### [Given records]
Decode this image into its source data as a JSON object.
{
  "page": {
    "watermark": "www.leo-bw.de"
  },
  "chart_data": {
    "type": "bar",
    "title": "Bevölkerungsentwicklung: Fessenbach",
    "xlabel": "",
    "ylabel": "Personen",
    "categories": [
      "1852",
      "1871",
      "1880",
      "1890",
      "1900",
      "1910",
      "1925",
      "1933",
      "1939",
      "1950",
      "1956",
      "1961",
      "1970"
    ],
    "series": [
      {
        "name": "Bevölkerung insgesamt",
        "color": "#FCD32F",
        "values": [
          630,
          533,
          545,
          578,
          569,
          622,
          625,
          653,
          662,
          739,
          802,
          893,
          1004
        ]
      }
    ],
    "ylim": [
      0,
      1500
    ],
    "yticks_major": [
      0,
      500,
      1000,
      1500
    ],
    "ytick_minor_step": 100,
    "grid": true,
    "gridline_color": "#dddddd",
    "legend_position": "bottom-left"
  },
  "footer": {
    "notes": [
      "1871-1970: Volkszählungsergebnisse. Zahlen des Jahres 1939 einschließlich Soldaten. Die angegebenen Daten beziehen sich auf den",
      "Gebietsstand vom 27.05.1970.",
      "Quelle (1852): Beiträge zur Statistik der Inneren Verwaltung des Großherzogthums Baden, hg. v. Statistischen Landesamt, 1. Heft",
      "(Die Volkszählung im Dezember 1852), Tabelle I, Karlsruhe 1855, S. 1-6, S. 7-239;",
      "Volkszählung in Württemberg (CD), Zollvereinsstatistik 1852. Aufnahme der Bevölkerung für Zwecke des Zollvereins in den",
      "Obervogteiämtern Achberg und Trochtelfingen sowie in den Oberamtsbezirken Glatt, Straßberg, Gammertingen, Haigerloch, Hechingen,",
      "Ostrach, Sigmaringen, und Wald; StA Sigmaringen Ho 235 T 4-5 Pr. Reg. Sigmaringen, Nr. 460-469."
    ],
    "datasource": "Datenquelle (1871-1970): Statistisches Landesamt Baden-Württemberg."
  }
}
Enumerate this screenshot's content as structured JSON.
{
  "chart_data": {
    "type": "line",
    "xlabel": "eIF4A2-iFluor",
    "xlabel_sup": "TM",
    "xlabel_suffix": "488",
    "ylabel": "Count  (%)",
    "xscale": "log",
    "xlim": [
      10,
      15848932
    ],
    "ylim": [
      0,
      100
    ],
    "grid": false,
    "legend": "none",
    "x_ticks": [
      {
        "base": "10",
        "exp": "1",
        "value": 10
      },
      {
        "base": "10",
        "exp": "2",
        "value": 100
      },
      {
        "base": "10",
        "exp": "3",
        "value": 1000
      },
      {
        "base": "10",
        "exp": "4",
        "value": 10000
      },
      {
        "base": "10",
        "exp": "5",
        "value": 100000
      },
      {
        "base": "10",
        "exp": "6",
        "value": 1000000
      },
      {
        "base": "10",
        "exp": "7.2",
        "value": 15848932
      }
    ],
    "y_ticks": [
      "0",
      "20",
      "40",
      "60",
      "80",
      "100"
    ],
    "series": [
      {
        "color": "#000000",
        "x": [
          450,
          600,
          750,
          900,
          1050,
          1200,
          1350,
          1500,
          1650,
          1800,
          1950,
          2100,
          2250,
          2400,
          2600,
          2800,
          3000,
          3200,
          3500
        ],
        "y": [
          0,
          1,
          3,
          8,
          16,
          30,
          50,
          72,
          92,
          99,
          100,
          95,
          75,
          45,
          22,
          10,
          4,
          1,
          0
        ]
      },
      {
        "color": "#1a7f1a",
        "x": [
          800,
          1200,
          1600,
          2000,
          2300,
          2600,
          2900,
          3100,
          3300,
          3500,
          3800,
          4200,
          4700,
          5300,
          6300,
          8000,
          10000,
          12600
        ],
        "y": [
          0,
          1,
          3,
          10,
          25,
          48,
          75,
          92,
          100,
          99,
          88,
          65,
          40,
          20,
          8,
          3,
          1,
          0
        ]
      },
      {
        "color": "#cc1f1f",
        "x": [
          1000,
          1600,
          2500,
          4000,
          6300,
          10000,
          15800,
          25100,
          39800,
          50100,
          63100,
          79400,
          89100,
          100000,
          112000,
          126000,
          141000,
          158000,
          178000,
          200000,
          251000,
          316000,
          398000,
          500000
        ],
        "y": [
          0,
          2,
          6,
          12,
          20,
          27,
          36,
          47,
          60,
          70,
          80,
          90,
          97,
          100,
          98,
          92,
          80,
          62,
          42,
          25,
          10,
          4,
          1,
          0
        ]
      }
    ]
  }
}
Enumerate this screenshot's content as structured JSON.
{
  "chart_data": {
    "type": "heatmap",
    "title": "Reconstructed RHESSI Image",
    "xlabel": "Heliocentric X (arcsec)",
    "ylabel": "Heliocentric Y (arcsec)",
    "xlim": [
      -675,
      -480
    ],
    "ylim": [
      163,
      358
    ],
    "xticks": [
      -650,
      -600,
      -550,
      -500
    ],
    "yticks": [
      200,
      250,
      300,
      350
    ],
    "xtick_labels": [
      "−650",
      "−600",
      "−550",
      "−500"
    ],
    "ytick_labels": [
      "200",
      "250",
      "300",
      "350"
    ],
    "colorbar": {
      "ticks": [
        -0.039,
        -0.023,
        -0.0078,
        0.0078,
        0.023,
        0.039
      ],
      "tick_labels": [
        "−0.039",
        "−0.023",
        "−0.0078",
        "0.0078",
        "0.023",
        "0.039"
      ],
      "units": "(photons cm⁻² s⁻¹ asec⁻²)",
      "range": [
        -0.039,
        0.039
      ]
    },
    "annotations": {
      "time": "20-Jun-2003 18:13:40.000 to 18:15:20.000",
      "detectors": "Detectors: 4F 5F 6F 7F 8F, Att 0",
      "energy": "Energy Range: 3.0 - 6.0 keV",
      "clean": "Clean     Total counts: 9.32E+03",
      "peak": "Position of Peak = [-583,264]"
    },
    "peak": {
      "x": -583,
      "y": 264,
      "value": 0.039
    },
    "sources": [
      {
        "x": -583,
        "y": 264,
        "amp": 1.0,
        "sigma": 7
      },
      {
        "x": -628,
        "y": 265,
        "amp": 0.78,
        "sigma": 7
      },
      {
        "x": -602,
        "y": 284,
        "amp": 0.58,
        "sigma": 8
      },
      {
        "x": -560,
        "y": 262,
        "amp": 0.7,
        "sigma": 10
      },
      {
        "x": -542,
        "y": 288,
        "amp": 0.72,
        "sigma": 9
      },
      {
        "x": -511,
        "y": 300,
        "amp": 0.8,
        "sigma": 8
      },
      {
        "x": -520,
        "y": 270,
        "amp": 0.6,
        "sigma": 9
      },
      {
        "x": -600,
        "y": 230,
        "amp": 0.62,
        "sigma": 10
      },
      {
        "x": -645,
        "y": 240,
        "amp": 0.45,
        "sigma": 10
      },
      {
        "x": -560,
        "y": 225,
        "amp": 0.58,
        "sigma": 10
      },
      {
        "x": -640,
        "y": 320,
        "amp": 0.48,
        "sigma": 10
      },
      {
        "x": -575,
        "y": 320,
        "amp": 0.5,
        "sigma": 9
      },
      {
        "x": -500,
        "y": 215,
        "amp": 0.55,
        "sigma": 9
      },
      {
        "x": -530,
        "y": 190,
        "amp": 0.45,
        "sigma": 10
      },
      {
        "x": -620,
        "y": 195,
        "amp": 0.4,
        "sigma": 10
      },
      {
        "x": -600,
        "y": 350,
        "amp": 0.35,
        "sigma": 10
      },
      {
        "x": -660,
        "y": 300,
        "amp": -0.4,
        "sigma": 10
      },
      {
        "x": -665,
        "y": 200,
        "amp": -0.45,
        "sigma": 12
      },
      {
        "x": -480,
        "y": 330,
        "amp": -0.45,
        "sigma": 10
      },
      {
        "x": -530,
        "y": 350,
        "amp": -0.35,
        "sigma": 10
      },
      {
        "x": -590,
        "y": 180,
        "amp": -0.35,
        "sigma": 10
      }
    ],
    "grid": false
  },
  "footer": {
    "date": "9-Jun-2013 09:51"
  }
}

### [Set problem]
Reproduce every line from the entries that holds the word "ylabel".

### [Output]
    "ylabel": "Personen",
    "ylabel": "Count  (%)",
    "ylabel": "Heliocentric Y (arcsec)",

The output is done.